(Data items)

»»

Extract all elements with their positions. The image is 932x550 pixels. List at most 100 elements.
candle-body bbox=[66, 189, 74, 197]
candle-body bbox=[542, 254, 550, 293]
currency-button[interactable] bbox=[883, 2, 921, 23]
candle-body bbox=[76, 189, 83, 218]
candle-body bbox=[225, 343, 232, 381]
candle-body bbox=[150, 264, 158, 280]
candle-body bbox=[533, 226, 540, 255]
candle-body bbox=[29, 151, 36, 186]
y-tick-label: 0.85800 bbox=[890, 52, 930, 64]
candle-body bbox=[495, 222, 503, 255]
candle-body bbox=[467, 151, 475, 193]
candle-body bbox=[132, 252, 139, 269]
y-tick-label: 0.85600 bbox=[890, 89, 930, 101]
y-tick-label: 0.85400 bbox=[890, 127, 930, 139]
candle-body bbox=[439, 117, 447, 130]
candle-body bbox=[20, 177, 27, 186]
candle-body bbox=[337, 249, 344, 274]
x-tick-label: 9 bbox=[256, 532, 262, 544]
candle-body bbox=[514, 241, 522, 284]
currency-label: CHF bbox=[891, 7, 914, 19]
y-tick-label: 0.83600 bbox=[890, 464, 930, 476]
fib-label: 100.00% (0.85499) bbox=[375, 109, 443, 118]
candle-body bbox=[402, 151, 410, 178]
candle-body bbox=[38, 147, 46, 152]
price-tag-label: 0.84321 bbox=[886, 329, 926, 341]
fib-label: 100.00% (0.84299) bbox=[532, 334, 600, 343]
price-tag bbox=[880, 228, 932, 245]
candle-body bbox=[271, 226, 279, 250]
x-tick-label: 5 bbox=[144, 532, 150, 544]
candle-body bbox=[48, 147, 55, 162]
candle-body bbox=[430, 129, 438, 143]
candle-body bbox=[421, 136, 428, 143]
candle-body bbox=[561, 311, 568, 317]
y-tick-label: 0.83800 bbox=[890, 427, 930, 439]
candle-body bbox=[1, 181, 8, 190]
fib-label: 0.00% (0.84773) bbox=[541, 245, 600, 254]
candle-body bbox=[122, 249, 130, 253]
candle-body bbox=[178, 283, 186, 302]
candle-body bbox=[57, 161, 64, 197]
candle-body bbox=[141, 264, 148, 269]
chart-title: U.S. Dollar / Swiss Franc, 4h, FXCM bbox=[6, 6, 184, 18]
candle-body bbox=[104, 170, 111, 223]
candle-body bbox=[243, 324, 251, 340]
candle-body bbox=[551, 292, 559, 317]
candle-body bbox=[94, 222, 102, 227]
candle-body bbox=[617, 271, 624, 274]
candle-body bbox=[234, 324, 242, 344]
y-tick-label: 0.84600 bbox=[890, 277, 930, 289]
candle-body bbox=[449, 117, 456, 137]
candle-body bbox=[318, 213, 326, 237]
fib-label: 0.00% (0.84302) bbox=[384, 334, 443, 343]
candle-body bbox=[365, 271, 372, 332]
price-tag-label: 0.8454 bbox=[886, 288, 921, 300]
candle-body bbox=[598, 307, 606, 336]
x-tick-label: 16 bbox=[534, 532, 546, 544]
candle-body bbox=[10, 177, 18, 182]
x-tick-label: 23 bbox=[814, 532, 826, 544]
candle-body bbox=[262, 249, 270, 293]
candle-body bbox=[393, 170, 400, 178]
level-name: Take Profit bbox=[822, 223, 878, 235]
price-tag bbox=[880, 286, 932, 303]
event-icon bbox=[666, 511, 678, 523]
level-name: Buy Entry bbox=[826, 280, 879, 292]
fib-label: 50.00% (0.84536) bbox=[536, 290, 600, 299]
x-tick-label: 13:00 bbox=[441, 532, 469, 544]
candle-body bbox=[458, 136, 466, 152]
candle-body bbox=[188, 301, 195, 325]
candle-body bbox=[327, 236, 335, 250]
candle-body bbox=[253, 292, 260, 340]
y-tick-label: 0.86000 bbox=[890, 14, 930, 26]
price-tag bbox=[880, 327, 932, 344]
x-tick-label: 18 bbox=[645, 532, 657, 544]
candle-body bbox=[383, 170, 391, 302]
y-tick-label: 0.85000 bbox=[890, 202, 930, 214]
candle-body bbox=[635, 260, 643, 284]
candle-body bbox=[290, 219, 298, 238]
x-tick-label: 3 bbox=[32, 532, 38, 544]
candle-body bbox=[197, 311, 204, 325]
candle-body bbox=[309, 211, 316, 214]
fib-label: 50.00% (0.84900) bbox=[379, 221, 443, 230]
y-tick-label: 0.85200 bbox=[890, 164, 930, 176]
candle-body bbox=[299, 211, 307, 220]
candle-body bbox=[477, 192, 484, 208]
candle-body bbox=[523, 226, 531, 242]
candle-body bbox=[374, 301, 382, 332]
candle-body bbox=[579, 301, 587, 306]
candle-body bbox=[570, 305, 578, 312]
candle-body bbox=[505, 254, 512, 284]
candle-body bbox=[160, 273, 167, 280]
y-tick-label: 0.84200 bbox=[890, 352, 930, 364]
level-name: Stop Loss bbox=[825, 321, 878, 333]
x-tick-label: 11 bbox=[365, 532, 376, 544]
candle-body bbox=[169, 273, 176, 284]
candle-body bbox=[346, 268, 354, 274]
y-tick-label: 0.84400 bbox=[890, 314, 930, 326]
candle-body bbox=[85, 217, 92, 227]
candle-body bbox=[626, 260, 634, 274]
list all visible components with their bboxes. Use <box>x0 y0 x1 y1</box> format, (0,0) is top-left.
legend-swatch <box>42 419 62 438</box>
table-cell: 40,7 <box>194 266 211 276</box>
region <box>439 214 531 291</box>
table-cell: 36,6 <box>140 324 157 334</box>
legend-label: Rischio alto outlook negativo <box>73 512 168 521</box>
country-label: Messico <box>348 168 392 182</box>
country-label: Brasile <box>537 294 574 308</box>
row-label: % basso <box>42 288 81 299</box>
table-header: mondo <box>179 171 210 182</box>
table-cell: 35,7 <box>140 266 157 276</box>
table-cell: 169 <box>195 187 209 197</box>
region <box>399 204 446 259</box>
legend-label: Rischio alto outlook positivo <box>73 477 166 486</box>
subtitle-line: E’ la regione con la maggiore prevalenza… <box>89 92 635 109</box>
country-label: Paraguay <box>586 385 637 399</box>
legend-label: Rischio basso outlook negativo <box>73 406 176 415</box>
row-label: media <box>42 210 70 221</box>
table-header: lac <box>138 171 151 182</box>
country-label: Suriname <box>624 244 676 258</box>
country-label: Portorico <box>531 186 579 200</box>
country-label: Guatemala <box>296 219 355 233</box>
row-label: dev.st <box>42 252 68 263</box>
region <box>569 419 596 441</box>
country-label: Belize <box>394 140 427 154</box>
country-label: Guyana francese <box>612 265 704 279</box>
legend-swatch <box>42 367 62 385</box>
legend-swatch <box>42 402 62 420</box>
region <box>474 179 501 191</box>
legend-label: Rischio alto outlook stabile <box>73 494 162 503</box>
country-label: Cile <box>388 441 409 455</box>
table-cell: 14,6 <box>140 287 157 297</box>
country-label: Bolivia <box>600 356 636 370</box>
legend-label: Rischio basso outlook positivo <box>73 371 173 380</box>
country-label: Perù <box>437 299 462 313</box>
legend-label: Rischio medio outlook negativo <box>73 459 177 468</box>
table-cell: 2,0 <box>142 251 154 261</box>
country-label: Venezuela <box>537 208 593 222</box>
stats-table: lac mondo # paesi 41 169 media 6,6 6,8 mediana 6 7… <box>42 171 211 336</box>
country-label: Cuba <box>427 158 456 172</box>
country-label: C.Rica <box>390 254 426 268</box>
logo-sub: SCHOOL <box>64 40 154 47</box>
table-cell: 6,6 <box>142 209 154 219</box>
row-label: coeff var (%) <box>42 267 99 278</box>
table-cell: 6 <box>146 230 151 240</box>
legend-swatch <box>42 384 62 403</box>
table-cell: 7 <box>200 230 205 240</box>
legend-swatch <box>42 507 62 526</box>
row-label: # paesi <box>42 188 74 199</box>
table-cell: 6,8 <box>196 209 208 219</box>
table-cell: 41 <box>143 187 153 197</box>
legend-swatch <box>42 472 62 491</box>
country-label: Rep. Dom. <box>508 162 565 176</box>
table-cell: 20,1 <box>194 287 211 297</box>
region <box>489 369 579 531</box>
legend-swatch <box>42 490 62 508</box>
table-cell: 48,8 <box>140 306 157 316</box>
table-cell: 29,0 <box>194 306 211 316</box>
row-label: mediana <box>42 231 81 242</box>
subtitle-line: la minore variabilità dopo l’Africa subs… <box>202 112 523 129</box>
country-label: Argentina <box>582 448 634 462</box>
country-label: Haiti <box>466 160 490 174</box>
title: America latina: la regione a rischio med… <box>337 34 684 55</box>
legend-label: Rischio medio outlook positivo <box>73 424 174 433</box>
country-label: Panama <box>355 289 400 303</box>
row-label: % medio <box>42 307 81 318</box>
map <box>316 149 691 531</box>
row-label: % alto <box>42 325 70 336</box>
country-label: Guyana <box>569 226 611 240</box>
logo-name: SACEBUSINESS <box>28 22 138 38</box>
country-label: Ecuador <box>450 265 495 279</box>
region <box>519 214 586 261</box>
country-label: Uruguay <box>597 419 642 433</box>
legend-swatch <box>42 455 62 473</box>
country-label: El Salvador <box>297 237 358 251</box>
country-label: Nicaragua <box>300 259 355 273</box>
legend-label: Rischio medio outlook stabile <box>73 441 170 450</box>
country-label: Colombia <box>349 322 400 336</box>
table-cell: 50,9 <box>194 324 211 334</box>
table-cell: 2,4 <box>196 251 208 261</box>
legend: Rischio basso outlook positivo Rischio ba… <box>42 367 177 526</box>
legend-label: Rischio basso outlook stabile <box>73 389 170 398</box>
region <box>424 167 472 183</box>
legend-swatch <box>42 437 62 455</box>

««

_TASK INSTRUCTIONS:_
Reproduce everything in the data above, from the very first line down through the line containing "candle-body bbox=[38, 147, 46, 152]", keeping each line identical to the original.

_RESPONSE FOR THIS EXERCISE:_
Extract all elements with their positions. The image is 932x550 pixels. List at most 100 elements.
candle-body bbox=[66, 189, 74, 197]
candle-body bbox=[542, 254, 550, 293]
currency-button[interactable] bbox=[883, 2, 921, 23]
candle-body bbox=[76, 189, 83, 218]
candle-body bbox=[225, 343, 232, 381]
candle-body bbox=[150, 264, 158, 280]
candle-body bbox=[533, 226, 540, 255]
candle-body bbox=[29, 151, 36, 186]
y-tick-label: 0.85800 bbox=[890, 52, 930, 64]
candle-body bbox=[495, 222, 503, 255]
candle-body bbox=[467, 151, 475, 193]
candle-body bbox=[132, 252, 139, 269]
y-tick-label: 0.85600 bbox=[890, 89, 930, 101]
y-tick-label: 0.85400 bbox=[890, 127, 930, 139]
candle-body bbox=[439, 117, 447, 130]
candle-body bbox=[20, 177, 27, 186]
candle-body bbox=[337, 249, 344, 274]
x-tick-label: 9 bbox=[256, 532, 262, 544]
candle-body bbox=[514, 241, 522, 284]
currency-label: CHF bbox=[891, 7, 914, 19]
y-tick-label: 0.83600 bbox=[890, 464, 930, 476]
fib-label: 100.00% (0.85499) bbox=[375, 109, 443, 118]
candle-body bbox=[402, 151, 410, 178]
candle-body bbox=[38, 147, 46, 152]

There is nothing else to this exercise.